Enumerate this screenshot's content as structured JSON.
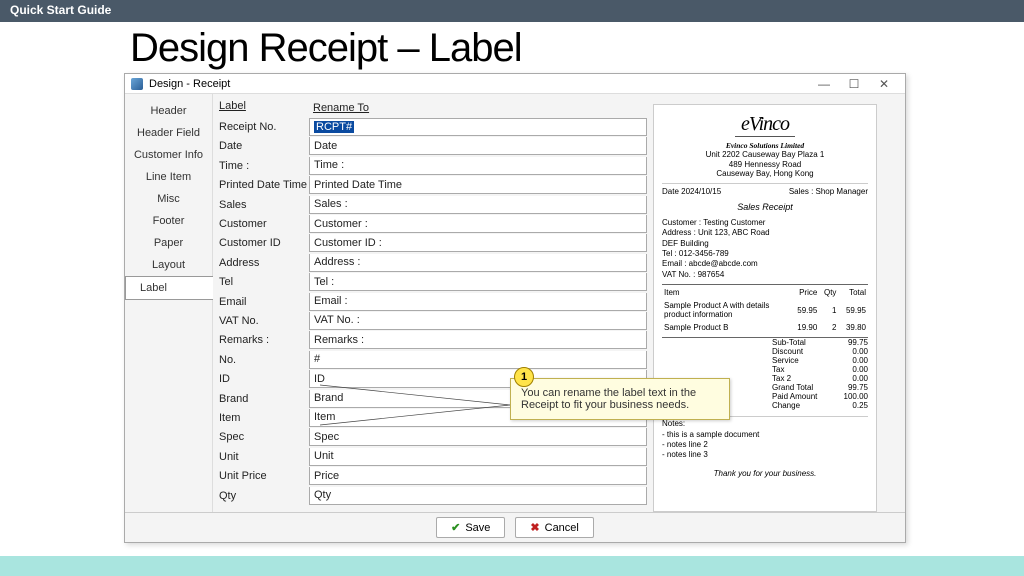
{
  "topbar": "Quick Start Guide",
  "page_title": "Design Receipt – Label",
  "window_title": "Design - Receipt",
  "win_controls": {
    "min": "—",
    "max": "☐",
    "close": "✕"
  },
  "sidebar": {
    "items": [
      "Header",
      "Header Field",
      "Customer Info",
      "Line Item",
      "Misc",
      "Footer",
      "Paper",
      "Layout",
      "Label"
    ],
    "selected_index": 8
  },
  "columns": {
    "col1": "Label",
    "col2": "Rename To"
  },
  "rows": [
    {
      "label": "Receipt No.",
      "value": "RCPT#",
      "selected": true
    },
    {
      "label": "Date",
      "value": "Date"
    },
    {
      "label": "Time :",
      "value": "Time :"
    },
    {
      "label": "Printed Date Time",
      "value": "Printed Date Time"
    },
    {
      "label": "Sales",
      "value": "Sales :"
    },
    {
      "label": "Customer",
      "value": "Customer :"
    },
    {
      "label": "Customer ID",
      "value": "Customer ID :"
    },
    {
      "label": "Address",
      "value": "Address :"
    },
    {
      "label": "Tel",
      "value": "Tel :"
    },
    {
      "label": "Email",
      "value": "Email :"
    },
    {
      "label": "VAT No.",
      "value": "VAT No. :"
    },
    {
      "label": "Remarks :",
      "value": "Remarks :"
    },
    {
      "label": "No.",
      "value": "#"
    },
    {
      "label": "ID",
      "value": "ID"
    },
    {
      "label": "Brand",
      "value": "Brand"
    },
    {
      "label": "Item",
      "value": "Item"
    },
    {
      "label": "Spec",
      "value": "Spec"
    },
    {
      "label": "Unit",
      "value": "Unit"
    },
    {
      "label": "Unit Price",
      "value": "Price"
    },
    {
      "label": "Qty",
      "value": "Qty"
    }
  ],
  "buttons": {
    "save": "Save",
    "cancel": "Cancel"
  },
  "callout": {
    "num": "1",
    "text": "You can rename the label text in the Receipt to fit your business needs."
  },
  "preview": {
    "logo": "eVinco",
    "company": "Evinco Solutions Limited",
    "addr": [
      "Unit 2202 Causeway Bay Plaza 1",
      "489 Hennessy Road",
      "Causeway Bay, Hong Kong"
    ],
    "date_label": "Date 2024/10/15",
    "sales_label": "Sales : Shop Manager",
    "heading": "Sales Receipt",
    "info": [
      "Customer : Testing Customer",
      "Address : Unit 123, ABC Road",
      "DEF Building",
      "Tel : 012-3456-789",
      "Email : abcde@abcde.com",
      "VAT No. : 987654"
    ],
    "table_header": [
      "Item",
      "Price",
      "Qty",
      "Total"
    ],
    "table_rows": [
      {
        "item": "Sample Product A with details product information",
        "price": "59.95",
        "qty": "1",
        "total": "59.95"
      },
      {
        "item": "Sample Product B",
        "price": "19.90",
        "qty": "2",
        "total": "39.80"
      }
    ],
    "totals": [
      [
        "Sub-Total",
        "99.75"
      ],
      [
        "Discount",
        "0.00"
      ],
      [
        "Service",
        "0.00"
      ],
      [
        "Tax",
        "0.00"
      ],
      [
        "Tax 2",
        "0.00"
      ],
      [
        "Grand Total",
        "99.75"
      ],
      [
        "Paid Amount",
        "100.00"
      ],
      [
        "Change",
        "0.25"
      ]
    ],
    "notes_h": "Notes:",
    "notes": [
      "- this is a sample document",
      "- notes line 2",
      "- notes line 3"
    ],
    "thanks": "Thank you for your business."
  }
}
++++++
Each line in the listing above either holds the string "your" or does not; state how many do, giving the number only.

2